(TASK PROMPT) Below is a set of records; print all of them exactly as written.

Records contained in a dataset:
================================
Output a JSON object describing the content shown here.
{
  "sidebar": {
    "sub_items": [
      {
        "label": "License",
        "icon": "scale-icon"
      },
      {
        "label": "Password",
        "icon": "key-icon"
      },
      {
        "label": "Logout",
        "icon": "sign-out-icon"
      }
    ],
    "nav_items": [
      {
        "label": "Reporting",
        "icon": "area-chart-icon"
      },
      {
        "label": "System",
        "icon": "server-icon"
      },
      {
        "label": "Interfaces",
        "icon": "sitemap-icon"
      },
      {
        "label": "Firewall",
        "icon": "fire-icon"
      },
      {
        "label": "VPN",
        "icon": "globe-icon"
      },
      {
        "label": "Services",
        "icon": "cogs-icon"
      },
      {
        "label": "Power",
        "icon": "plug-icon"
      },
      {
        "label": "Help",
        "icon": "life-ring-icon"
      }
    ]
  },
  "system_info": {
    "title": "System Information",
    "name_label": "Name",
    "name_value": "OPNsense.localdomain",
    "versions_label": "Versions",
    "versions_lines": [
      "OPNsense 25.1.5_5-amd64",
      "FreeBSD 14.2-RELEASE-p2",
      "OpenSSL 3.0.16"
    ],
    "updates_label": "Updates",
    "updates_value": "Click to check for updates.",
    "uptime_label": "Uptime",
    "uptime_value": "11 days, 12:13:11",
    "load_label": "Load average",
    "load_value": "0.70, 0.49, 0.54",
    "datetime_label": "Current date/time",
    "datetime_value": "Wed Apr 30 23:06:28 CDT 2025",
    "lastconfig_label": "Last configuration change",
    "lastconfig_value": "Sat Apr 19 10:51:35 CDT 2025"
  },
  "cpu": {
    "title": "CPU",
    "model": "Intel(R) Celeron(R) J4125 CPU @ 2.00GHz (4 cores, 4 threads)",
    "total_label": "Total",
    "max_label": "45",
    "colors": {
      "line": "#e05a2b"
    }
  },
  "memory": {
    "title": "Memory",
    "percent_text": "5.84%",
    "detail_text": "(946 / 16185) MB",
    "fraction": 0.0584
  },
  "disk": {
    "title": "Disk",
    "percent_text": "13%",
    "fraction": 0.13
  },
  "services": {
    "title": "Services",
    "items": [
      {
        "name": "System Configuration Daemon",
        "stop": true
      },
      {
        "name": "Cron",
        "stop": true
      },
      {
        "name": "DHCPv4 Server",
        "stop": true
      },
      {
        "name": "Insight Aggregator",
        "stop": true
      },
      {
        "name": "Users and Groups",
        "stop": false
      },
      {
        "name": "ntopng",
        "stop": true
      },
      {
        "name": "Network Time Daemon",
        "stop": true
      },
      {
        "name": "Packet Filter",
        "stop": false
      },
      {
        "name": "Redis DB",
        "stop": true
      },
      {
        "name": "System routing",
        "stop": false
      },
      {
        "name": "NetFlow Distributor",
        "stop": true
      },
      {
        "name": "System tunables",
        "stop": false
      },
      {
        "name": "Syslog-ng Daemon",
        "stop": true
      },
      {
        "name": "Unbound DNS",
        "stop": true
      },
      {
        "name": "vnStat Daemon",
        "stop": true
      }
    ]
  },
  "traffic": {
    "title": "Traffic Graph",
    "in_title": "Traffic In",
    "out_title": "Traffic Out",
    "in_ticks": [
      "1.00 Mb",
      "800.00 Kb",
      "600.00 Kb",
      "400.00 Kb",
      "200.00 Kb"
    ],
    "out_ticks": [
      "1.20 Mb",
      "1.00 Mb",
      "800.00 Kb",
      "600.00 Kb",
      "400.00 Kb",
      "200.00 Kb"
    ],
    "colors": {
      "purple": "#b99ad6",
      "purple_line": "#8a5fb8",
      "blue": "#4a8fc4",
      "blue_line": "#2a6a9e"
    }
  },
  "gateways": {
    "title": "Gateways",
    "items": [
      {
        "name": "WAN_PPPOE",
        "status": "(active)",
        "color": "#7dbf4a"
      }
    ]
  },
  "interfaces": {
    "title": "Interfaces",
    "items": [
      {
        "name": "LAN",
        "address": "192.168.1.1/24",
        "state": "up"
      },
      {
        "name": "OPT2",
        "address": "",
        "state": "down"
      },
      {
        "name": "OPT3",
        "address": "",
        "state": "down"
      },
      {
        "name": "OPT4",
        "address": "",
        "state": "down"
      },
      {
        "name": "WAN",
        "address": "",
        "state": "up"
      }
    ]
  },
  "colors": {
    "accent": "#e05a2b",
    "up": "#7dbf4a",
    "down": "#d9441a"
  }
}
================================
(COMPLETE ANSWER)
Output a JSON object describing the content shown here.
{
  "sidebar": {
    "sub_items": [
      {
        "label": "License",
        "icon": "scale-icon"
      },
      {
        "label": "Password",
        "icon": "key-icon"
      },
      {
        "label": "Logout",
        "icon": "sign-out-icon"
      }
    ],
    "nav_items": [
      {
        "label": "Reporting",
        "icon": "area-chart-icon"
      },
      {
        "label": "System",
        "icon": "server-icon"
      },
      {
        "label": "Interfaces",
        "icon": "sitemap-icon"
      },
      {
        "label": "Firewall",
        "icon": "fire-icon"
      },
      {
        "label": "VPN",
        "icon": "globe-icon"
      },
      {
        "label": "Services",
        "icon": "cogs-icon"
      },
      {
        "label": "Power",
        "icon": "plug-icon"
      },
      {
        "label": "Help",
        "icon": "life-ring-icon"
      }
    ]
  },
  "system_info": {
    "title": "System Information",
    "name_label": "Name",
    "name_value": "OPNsense.localdomain",
    "versions_label": "Versions",
    "versions_lines": [
      "OPNsense 25.1.5_5-amd64",
      "FreeBSD 14.2-RELEASE-p2",
      "OpenSSL 3.0.16"
    ],
    "updates_label": "Updates",
    "updates_value": "Click to check for updates.",
    "uptime_label": "Uptime",
    "uptime_value": "11 days, 12:13:11",
    "load_label": "Load average",
    "load_value": "0.70, 0.49, 0.54",
    "datetime_label": "Current date/time",
    "datetime_value": "Wed Apr 30 23:06:28 CDT 2025",
    "lastconfig_label": "Last configuration change",
    "lastconfig_value": "Sat Apr 19 10:51:35 CDT 2025"
  },
  "cpu": {
    "title": "CPU",
    "model": "Intel(R) Celeron(R) J4125 CPU @ 2.00GHz (4 cores, 4 threads)",
    "total_label": "Total",
    "max_label": "45",
    "colors": {
      "line": "#e05a2b"
    }
  },
  "memory": {
    "title": "Memory",
    "percent_text": "5.84%",
    "detail_text": "(946 / 16185) MB",
    "fraction": 0.0584
  },
  "disk": {
    "title": "Disk",
    "percent_text": "13%",
    "fraction": 0.13
  },
  "services": {
    "title": "Services",
    "items": [
      {
        "name": "System Configuration Daemon",
        "stop": true
      },
      {
        "name": "Cron",
        "stop": true
      },
      {
        "name": "DHCPv4 Server",
        "stop": true
      },
      {
        "name": "Insight Aggregator",
        "stop": true
      },
      {
        "name": "Users and Groups",
        "stop": false
      },
      {
        "name": "ntopng",
        "stop": true
      },
      {
        "name": "Network Time Daemon",
        "stop": true
      },
      {
        "name": "Packet Filter",
        "stop": false
      },
      {
        "name": "Redis DB",
        "stop": true
      },
      {
        "name": "System routing",
        "stop": false
      },
      {
        "name": "NetFlow Distributor",
        "stop": true
      },
      {
        "name": "System tunables",
        "stop": false
      },
      {
        "name": "Syslog-ng Daemon",
        "stop": true
      },
      {
        "name": "Unbound DNS",
        "stop": true
      },
      {
        "name": "vnStat Daemon",
        "stop": true
      }
    ]
  },
  "traffic": {
    "title": "Traffic Graph",
    "in_title": "Traffic In",
    "out_title": "Traffic Out",
    "in_ticks": [
      "1.00 Mb",
      "800.00 Kb",
      "600.00 Kb",
      "400.00 Kb",
      "200.00 Kb"
    ],
    "out_ticks": [
      "1.20 Mb",
      "1.00 Mb",
      "800.00 Kb",
      "600.00 Kb",
      "400.00 Kb",
      "200.00 Kb"
    ],
    "colors": {
      "purple": "#b99ad6",
      "purple_line": "#8a5fb8",
      "blue": "#4a8fc4",
      "blue_line": "#2a6a9e"
    }
  },
  "gateways": {
    "title": "Gateways",
    "items": [
      {
        "name": "WAN_PPPOE",
        "status": "(active)",
        "color": "#7dbf4a"
      }
    ]
  },
  "interfaces": {
    "title": "Interfaces",
    "items": [
      {
        "name": "LAN",
        "address": "192.168.1.1/24",
        "state": "up"
      },
      {
        "name": "OPT2",
        "address": "",
        "state": "down"
      },
      {
        "name": "OPT3",
        "address": "",
        "state": "down"
      },
      {
        "name": "OPT4",
        "address": "",
        "state": "down"
      },
      {
        "name": "WAN",
        "address": "",
        "state": "up"
      }
    ]
  },
  "colors": {
    "accent": "#e05a2b",
    "up": "#7dbf4a",
    "down": "#d9441a"
  }
}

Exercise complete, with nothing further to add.